Return a copy of every line in the records that includes the word "SRMTID".

-------------------------

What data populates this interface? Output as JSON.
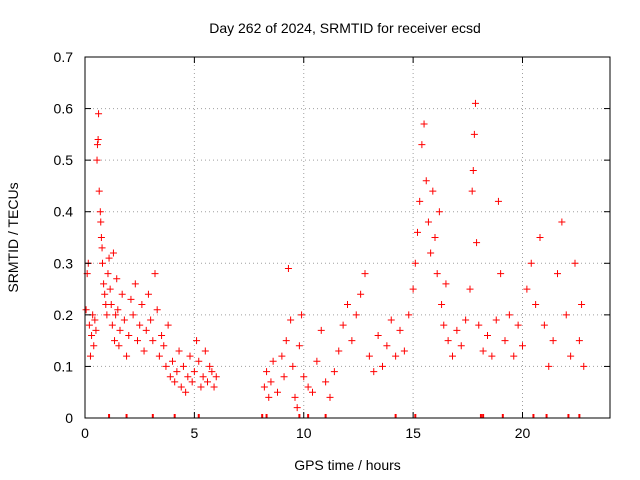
{
  "chart_data": {
    "type": "scatter",
    "title": "Day 262 of 2024, SRMTID for receiver ecsd",
    "xlabel": "GPS time / hours",
    "ylabel": "SRMTID / TECUs",
    "xlim": [
      0,
      24
    ],
    "ylim": [
      0,
      0.7
    ],
    "xticks": [
      0,
      5,
      10,
      15,
      20
    ],
    "yticks": [
      0,
      0.1,
      0.2,
      0.3,
      0.4,
      0.5,
      0.6,
      0.7
    ],
    "xtick_labels": [
      "0",
      "5",
      "10",
      "15",
      "20"
    ],
    "ytick_labels": [
      "0",
      "0.1",
      "0.2",
      "0.3",
      "0.4",
      "0.5",
      "0.6",
      "0.7"
    ],
    "grid": true,
    "marker": "plus",
    "series": [
      {
        "name": "SRMTID",
        "color": "#ff0000",
        "points": [
          [
            0.05,
            0.21
          ],
          [
            0.1,
            0.28
          ],
          [
            0.15,
            0.3
          ],
          [
            0.2,
            0.18
          ],
          [
            0.25,
            0.12
          ],
          [
            0.3,
            0.16
          ],
          [
            0.35,
            0.2
          ],
          [
            0.4,
            0.14
          ],
          [
            0.45,
            0.19
          ],
          [
            0.5,
            0.17
          ],
          [
            0.55,
            0.5
          ],
          [
            0.57,
            0.53
          ],
          [
            0.6,
            0.54
          ],
          [
            0.62,
            0.59
          ],
          [
            0.65,
            0.44
          ],
          [
            0.7,
            0.4
          ],
          [
            0.72,
            0.38
          ],
          [
            0.75,
            0.35
          ],
          [
            0.78,
            0.33
          ],
          [
            0.8,
            0.3
          ],
          [
            0.85,
            0.26
          ],
          [
            0.9,
            0.24
          ],
          [
            0.95,
            0.22
          ],
          [
            1.0,
            0.2
          ],
          [
            1.05,
            0.28
          ],
          [
            1.1,
            0.31
          ],
          [
            1.15,
            0.25
          ],
          [
            1.2,
            0.22
          ],
          [
            1.25,
            0.18
          ],
          [
            1.3,
            0.32
          ],
          [
            1.35,
            0.15
          ],
          [
            1.4,
            0.2
          ],
          [
            1.45,
            0.27
          ],
          [
            1.5,
            0.21
          ],
          [
            1.55,
            0.14
          ],
          [
            1.6,
            0.17
          ],
          [
            1.7,
            0.24
          ],
          [
            1.8,
            0.19
          ],
          [
            1.9,
            0.12
          ],
          [
            2.0,
            0.16
          ],
          [
            2.1,
            0.23
          ],
          [
            2.2,
            0.2
          ],
          [
            2.3,
            0.26
          ],
          [
            2.4,
            0.15
          ],
          [
            2.5,
            0.18
          ],
          [
            2.6,
            0.22
          ],
          [
            2.7,
            0.13
          ],
          [
            2.8,
            0.17
          ],
          [
            2.9,
            0.24
          ],
          [
            3.0,
            0.19
          ],
          [
            3.1,
            0.15
          ],
          [
            3.2,
            0.28
          ],
          [
            3.3,
            0.21
          ],
          [
            3.4,
            0.12
          ],
          [
            3.5,
            0.16
          ],
          [
            3.6,
            0.14
          ],
          [
            3.7,
            0.1
          ],
          [
            3.8,
            0.18
          ],
          [
            3.9,
            0.08
          ],
          [
            4.0,
            0.11
          ],
          [
            4.1,
            0.07
          ],
          [
            4.2,
            0.09
          ],
          [
            4.3,
            0.13
          ],
          [
            4.4,
            0.06
          ],
          [
            4.5,
            0.1
          ],
          [
            4.6,
            0.05
          ],
          [
            4.7,
            0.08
          ],
          [
            4.8,
            0.12
          ],
          [
            4.9,
            0.07
          ],
          [
            5.0,
            0.09
          ],
          [
            5.1,
            0.15
          ],
          [
            5.2,
            0.11
          ],
          [
            5.3,
            0.06
          ],
          [
            5.4,
            0.08
          ],
          [
            5.5,
            0.13
          ],
          [
            5.6,
            0.07
          ],
          [
            5.7,
            0.1
          ],
          [
            5.8,
            0.09
          ],
          [
            5.9,
            0.06
          ],
          [
            6.0,
            0.08
          ],
          [
            8.2,
            0.06
          ],
          [
            8.3,
            0.09
          ],
          [
            8.4,
            0.04
          ],
          [
            8.5,
            0.07
          ],
          [
            8.6,
            0.11
          ],
          [
            8.8,
            0.05
          ],
          [
            9.0,
            0.12
          ],
          [
            9.1,
            0.08
          ],
          [
            9.2,
            0.15
          ],
          [
            9.3,
            0.29
          ],
          [
            9.4,
            0.19
          ],
          [
            9.5,
            0.1
          ],
          [
            9.6,
            0.04
          ],
          [
            9.7,
            0.02
          ],
          [
            9.8,
            0.14
          ],
          [
            9.9,
            0.2
          ],
          [
            10.0,
            0.08
          ],
          [
            10.2,
            0.06
          ],
          [
            10.4,
            0.05
          ],
          [
            10.6,
            0.11
          ],
          [
            10.8,
            0.17
          ],
          [
            11.0,
            0.07
          ],
          [
            11.2,
            0.04
          ],
          [
            11.4,
            0.09
          ],
          [
            11.6,
            0.13
          ],
          [
            11.8,
            0.18
          ],
          [
            12.0,
            0.22
          ],
          [
            12.2,
            0.15
          ],
          [
            12.4,
            0.2
          ],
          [
            12.6,
            0.24
          ],
          [
            12.8,
            0.28
          ],
          [
            13.0,
            0.12
          ],
          [
            13.2,
            0.09
          ],
          [
            13.4,
            0.16
          ],
          [
            13.6,
            0.1
          ],
          [
            13.8,
            0.14
          ],
          [
            14.0,
            0.19
          ],
          [
            14.2,
            0.12
          ],
          [
            14.4,
            0.17
          ],
          [
            14.6,
            0.13
          ],
          [
            14.8,
            0.2
          ],
          [
            15.0,
            0.25
          ],
          [
            15.1,
            0.3
          ],
          [
            15.2,
            0.36
          ],
          [
            15.3,
            0.42
          ],
          [
            15.4,
            0.53
          ],
          [
            15.5,
            0.57
          ],
          [
            15.6,
            0.46
          ],
          [
            15.7,
            0.38
          ],
          [
            15.8,
            0.32
          ],
          [
            15.9,
            0.44
          ],
          [
            16.0,
            0.35
          ],
          [
            16.1,
            0.28
          ],
          [
            16.2,
            0.4
          ],
          [
            16.3,
            0.22
          ],
          [
            16.4,
            0.18
          ],
          [
            16.5,
            0.26
          ],
          [
            16.6,
            0.15
          ],
          [
            16.8,
            0.12
          ],
          [
            17.0,
            0.17
          ],
          [
            17.2,
            0.14
          ],
          [
            17.4,
            0.19
          ],
          [
            17.6,
            0.25
          ],
          [
            17.7,
            0.44
          ],
          [
            17.75,
            0.48
          ],
          [
            17.8,
            0.55
          ],
          [
            17.85,
            0.61
          ],
          [
            17.9,
            0.34
          ],
          [
            18.0,
            0.18
          ],
          [
            18.2,
            0.13
          ],
          [
            18.4,
            0.16
          ],
          [
            18.6,
            0.12
          ],
          [
            18.8,
            0.19
          ],
          [
            18.9,
            0.42
          ],
          [
            19.0,
            0.28
          ],
          [
            19.2,
            0.15
          ],
          [
            19.4,
            0.2
          ],
          [
            19.6,
            0.12
          ],
          [
            19.8,
            0.18
          ],
          [
            20.0,
            0.14
          ],
          [
            20.2,
            0.25
          ],
          [
            20.4,
            0.3
          ],
          [
            20.6,
            0.22
          ],
          [
            20.8,
            0.35
          ],
          [
            21.0,
            0.18
          ],
          [
            21.2,
            0.1
          ],
          [
            21.4,
            0.15
          ],
          [
            21.6,
            0.28
          ],
          [
            21.8,
            0.38
          ],
          [
            22.0,
            0.2
          ],
          [
            22.2,
            0.12
          ],
          [
            22.4,
            0.3
          ],
          [
            22.6,
            0.15
          ],
          [
            22.7,
            0.22
          ],
          [
            22.8,
            0.1
          ]
        ]
      }
    ],
    "rug_points_x": [
      1.1,
      1.9,
      3.1,
      4.1,
      5.2,
      8.1,
      8.3,
      9.8,
      10.2,
      11.0,
      14.2,
      15.1,
      18.1,
      18.2,
      19.1,
      20.5,
      21.1,
      22.1,
      22.6
    ]
  }
}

-------------------------

- The result -
    "title": "Day 262 of 2024, SRMTID for receiver ecsd",
    "ylabel": "SRMTID / TECUs",
        "name": "SRMTID",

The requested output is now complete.